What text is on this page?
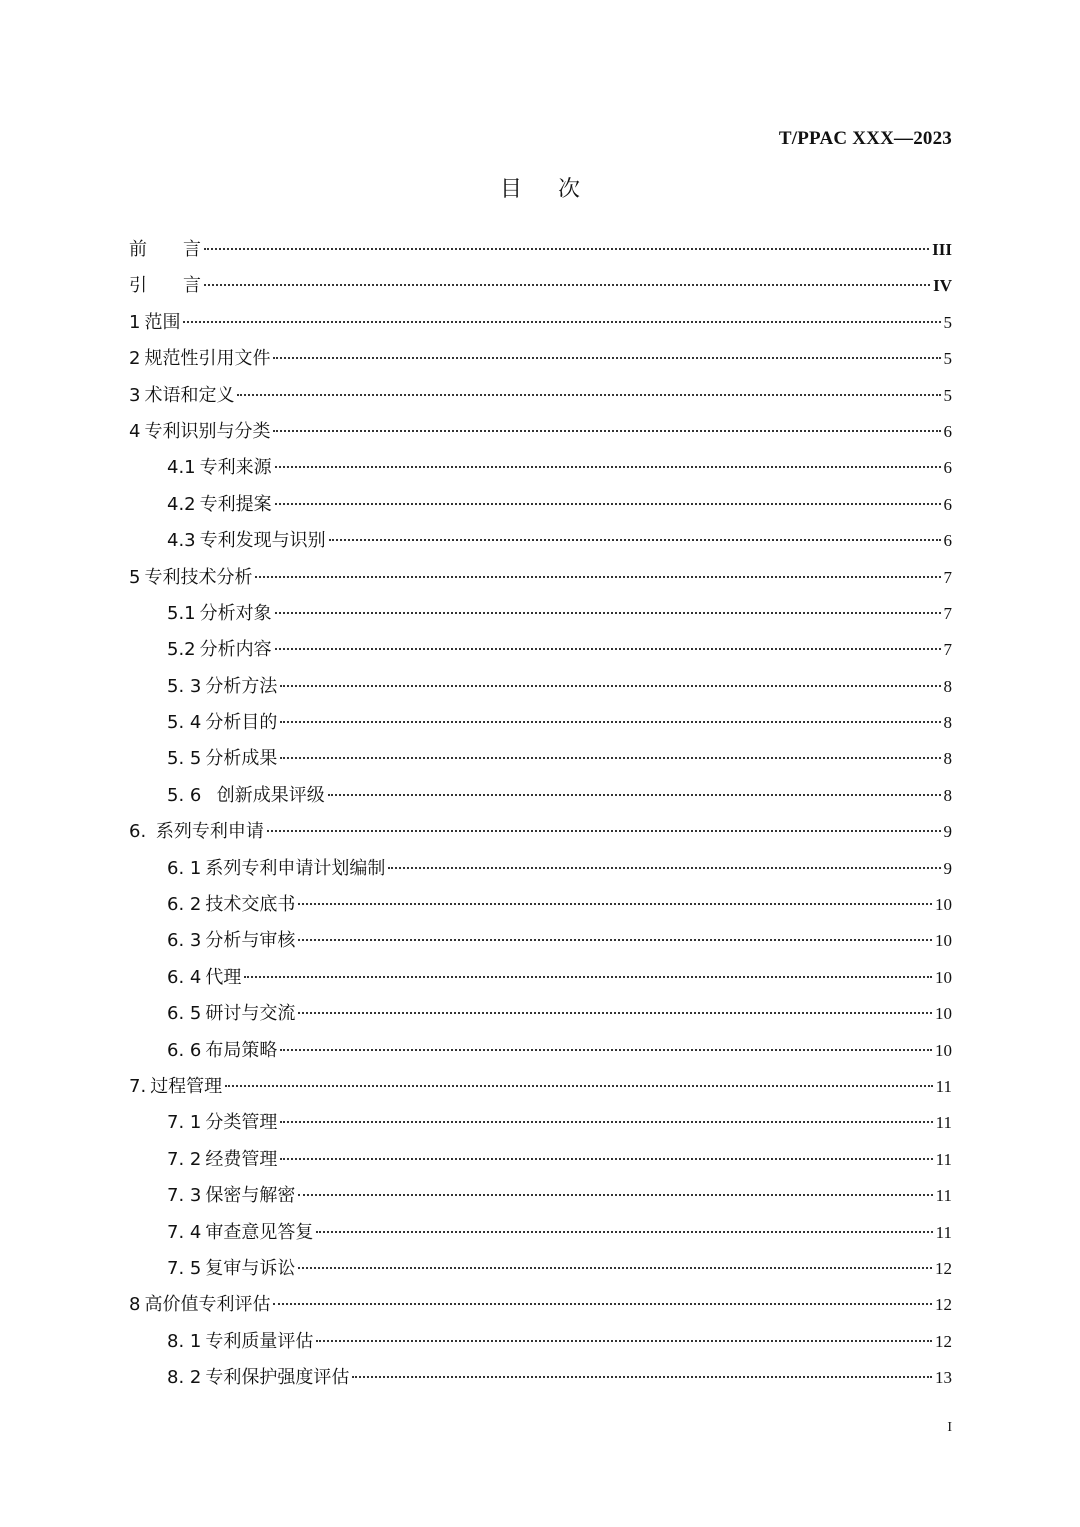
T/PPAC XXX—2023
目 次
前　　言	III
引　　言	IV
1 范围	5
2 规范性引用文件	5
3 术语和定义	5
4 专利识别与分类	6
4.1 专利来源	6
4.2 专利提案	6
4.3 专利发现与识别	6
5 专利技术分析	7
5.1 分析对象	7
5.2 分析内容	7
5. 3 分析方法	8
5. 4 分析目的	8
5. 5 分析成果	8
5. 6 创新成果评级	8
6. 系列专利申请	9
6. 1 系列专利申请计划编制	9
6. 2 技术交底书	10
6. 3 分析与审核	10
6. 4 代理	10
6. 5 研讨与交流	10
6. 6 布局策略	10
7. 过程管理	11
7. 1 分类管理	11
7. 2 经费管理	11
7. 3 保密与解密	11
7. 4 审查意见答复	11
7. 5 复审与诉讼	12
8 高价值专利评估	12
8. 1 专利质量评估	12
8. 2 专利保护强度评估	13
I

____

Omit every image. Quote each record exactly.

What text is on this page?
T/PPAC XXX—2023
目 次
前　　言	III
引　　言	IV
1 范围	5
2 规范性引用文件	5
3 术语和定义	5
4 专利识别与分类	6
4.1 专利来源	6
4.2 专利提案	6
4.3 专利发现与识别	6
5 专利技术分析	7
5.1 分析对象	7
5.2 分析内容	7
5. 3 分析方法	8
5. 4 分析目的	8
5. 5 分析成果	8
5. 6 创新成果评级	8
6. 系列专利申请	9
6. 1 系列专利申请计划编制	9
6. 2 技术交底书	10
6. 3 分析与审核	10
6. 4 代理	10
6. 5 研讨与交流	10
6. 6 布局策略	10
7. 过程管理	11
7. 1 分类管理	11
7. 2 经费管理	11
7. 3 保密与解密	11
7. 4 审查意见答复	11
7. 5 复审与诉讼	12
8 高价值专利评估	12
8. 1 专利质量评估	12
8. 2 专利保护强度评估	13
I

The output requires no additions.